— Aim —
Reproduce a passage from the Tsavo railway text, beginning at the words "This December marks" and stopping after "no decent road.".

— Supplied text —
------

This December marks 124 years since the ferocious man-eating lions of Tsavo were gunned down by Col John Henry Patterson. The lions had terrorised Indian and local railway workers erecting a bridge over Tsavo River in 1898.

The 'Lunatic Line' as British lawmakers derided the Kenyan project, had been steeped in controversy way before work began. The MPs saw no need of sinking millions to fund a project in a far-flung colony that had no decent road.

Back then, much of East Africa was administered by the Imperial British East Africa Company on behalf of the Crown.

The British mooted the construction of the railway to not only open up the region but control the waters of the Nile and resultant commercial interests.

Nonetheless, the lawmakers would hear none of such lofty ideals, leading to MP Henry Labouchere's famous lines: "What it will cost no words can express. What is its object no brain can suppose. Where it will start from no one can guess. Where it is going to nobody knows. What is the use of it, none can conjecture. What it will carry, there is none can define. And in spite of George Curzon's superior lecture, it is clearly naught but a lunatic line."

 Lt. Col. John Henry Patterson sold the bodies of the Tsavo lions to the Field Museum in Chicago where they were stuffed and put on display. [File, Standard]

Costs aside, the construction was to pass through some of Kenya's most inhospitable terrain; mountains, swamps, deserts and the Great Rift Valley. Yet, none of these compared to the deadly two male lions around Tsavo camp that brought construction to a standstill.

------

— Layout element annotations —
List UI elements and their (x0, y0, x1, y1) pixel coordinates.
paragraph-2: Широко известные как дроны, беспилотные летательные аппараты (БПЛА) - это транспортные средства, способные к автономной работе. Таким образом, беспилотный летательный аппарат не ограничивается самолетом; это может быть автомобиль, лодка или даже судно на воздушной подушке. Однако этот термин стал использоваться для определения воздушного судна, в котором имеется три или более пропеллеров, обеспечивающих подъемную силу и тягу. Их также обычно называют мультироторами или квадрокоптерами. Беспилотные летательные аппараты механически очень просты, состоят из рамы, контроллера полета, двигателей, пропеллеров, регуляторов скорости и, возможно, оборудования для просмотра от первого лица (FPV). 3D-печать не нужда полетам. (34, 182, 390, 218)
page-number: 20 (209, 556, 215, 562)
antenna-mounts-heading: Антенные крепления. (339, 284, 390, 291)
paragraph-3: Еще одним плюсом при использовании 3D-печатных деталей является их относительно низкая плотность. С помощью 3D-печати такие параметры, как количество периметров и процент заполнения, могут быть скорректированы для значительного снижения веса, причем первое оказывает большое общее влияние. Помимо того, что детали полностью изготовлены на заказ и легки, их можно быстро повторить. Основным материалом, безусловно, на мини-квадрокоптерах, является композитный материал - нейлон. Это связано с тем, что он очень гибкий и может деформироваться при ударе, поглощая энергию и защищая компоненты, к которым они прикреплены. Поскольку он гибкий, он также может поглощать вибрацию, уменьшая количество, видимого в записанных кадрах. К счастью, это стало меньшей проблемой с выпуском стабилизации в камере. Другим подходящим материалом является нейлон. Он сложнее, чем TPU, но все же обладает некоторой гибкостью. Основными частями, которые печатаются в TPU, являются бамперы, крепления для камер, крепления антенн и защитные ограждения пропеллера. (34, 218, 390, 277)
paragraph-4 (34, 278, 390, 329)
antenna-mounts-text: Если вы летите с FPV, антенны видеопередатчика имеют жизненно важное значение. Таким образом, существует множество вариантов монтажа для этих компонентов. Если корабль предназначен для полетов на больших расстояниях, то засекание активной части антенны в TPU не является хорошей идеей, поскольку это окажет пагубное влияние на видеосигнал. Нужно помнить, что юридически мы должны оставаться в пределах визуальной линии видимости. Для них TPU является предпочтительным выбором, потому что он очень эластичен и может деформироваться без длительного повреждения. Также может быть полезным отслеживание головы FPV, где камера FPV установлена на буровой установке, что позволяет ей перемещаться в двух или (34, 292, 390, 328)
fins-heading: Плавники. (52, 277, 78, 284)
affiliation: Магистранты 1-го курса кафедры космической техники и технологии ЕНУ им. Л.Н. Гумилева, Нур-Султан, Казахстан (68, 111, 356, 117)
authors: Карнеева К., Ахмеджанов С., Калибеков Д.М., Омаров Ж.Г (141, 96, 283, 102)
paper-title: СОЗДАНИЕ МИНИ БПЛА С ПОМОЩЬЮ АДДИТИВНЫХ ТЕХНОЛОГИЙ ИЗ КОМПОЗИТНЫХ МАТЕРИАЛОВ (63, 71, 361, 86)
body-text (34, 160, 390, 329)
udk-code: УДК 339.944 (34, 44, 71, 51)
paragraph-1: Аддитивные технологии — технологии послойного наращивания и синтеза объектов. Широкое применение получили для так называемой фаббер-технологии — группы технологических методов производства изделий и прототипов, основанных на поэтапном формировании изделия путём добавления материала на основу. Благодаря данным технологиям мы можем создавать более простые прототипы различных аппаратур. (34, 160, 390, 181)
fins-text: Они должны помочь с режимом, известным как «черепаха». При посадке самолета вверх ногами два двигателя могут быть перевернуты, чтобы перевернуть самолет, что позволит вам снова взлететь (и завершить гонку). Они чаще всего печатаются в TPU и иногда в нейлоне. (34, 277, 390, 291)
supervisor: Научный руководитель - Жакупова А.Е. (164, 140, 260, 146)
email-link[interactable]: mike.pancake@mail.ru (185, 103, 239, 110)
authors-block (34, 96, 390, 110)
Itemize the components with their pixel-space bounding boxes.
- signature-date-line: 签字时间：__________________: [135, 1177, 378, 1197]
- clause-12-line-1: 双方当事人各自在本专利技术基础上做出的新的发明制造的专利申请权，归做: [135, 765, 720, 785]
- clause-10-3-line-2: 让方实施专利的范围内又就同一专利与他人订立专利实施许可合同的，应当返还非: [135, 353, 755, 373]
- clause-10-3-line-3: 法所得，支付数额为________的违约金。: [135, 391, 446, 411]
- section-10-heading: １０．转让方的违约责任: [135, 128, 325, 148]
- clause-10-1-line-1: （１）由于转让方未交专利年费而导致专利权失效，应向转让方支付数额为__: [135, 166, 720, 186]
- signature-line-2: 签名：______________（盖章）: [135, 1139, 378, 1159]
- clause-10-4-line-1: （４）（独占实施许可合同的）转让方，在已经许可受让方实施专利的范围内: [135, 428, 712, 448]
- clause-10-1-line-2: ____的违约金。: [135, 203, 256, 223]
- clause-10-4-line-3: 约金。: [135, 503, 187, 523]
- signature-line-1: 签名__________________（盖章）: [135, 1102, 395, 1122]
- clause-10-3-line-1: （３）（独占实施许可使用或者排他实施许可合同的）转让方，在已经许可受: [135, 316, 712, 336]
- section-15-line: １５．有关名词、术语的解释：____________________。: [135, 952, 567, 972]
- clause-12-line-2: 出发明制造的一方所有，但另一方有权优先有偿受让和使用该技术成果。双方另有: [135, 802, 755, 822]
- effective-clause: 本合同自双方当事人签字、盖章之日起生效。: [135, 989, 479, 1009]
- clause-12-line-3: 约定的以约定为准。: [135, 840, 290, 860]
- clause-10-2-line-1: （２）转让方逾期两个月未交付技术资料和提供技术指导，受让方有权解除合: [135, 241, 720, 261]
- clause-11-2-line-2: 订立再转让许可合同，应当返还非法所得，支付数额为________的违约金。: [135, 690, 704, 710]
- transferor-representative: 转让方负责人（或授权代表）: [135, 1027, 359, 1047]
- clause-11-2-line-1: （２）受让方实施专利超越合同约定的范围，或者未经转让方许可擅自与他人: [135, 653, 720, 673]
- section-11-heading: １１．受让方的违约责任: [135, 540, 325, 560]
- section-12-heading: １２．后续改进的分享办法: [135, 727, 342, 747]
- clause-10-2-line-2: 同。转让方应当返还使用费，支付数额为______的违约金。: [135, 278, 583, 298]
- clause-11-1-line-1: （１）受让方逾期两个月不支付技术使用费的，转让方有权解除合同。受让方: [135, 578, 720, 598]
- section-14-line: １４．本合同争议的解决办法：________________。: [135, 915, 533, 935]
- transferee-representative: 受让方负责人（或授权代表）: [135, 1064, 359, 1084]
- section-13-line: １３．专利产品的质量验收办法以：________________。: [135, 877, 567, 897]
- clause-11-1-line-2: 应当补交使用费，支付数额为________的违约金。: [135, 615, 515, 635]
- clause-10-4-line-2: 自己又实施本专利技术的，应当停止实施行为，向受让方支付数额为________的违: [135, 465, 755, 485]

------

— Answer to this task —
This December marks 124 years since the ferocious man-eating lions of Tsavo were gunned down by Col John Henry Patterson. The lions had terrorised Indian and local railway workers erecting a bridge over Tsavo River in 1898.

The 'Lunatic Line' as British lawmakers derided the Kenyan project, had been steeped in controversy way before work began. The MPs saw no need of sinking millions to fund a project in a far-flung colony that had no decent road.